## EXERCISE OBJECTIVE
Reproduce every record below exactly as written, leaving out any pictures.

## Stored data
---

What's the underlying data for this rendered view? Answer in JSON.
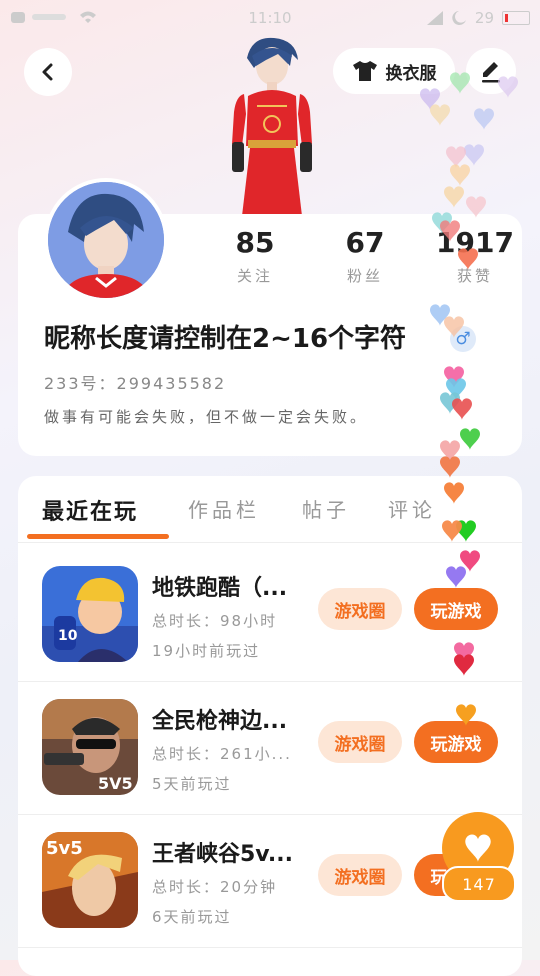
{
  "status_bar": {
    "time": "11:10",
    "battery": "29"
  },
  "header": {
    "change_outfit_label": "换衣服"
  },
  "profile": {
    "stats": [
      {
        "value": "85",
        "label": "关注"
      },
      {
        "value": "67",
        "label": "粉丝"
      },
      {
        "value": "1917",
        "label": "获赞"
      }
    ],
    "nickname": "昵称长度请控制在2~16个字符",
    "gender_symbol": "♂",
    "uid": "233号：299435582",
    "bio": "做事有可能会失败，但不做一定会失败。"
  },
  "tabs": [
    "最近在玩",
    "作品栏",
    "帖子",
    "评论"
  ],
  "games": [
    {
      "name": "地铁跑酷（...",
      "duration": "总时长：98小时",
      "last_played": "19小时前玩过",
      "community_label": "游戏圈",
      "play_label": "玩游戏"
    },
    {
      "name": "全民枪神边...",
      "duration": "总时长：261小...",
      "last_played": "5天前玩过",
      "community_label": "游戏圈",
      "play_label": "玩游戏"
    },
    {
      "name": "王者峡谷5v...",
      "duration": "总时长：20分钟",
      "last_played": "6天前玩过",
      "community_label": "游戏圈",
      "play_label": "玩游戏"
    }
  ],
  "game_icon_texts": [
    "10",
    "5V5",
    "5v5"
  ],
  "like": {
    "count": "147"
  },
  "colors": {
    "accent": "#f36f21",
    "accent_light": "#fde6d6",
    "like": "#f89a1f"
  }
}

---

## REPLY
What's the underlying data for this rendered view? Answer in JSON.
{
  "status_bar": {
    "time": "11:10",
    "battery": "29"
  },
  "header": {
    "change_outfit_label": "换衣服"
  },
  "profile": {
    "stats": [
      {
        "value": "85",
        "label": "关注"
      },
      {
        "value": "67",
        "label": "粉丝"
      },
      {
        "value": "1917",
        "label": "获赞"
      }
    ],
    "nickname": "昵称长度请控制在2~16个字符",
    "gender_symbol": "♂",
    "uid": "233号：299435582",
    "bio": "做事有可能会失败，但不做一定会失败。"
  },
  "tabs": [
    "最近在玩",
    "作品栏",
    "帖子",
    "评论"
  ],
  "games": [
    {
      "name": "地铁跑酷（...",
      "duration": "总时长：98小时",
      "last_played": "19小时前玩过",
      "community_label": "游戏圈",
      "play_label": "玩游戏"
    },
    {
      "name": "全民枪神边...",
      "duration": "总时长：261小...",
      "last_played": "5天前玩过",
      "community_label": "游戏圈",
      "play_label": "玩游戏"
    },
    {
      "name": "王者峡谷5v...",
      "duration": "总时长：20分钟",
      "last_played": "6天前玩过",
      "community_label": "游戏圈",
      "play_label": "玩游戏"
    }
  ],
  "game_icon_texts": [
    "10",
    "5V5",
    "5v5"
  ],
  "like": {
    "count": "147"
  },
  "colors": {
    "accent": "#f36f21",
    "accent_light": "#fde6d6",
    "like": "#f89a1f"
  }
}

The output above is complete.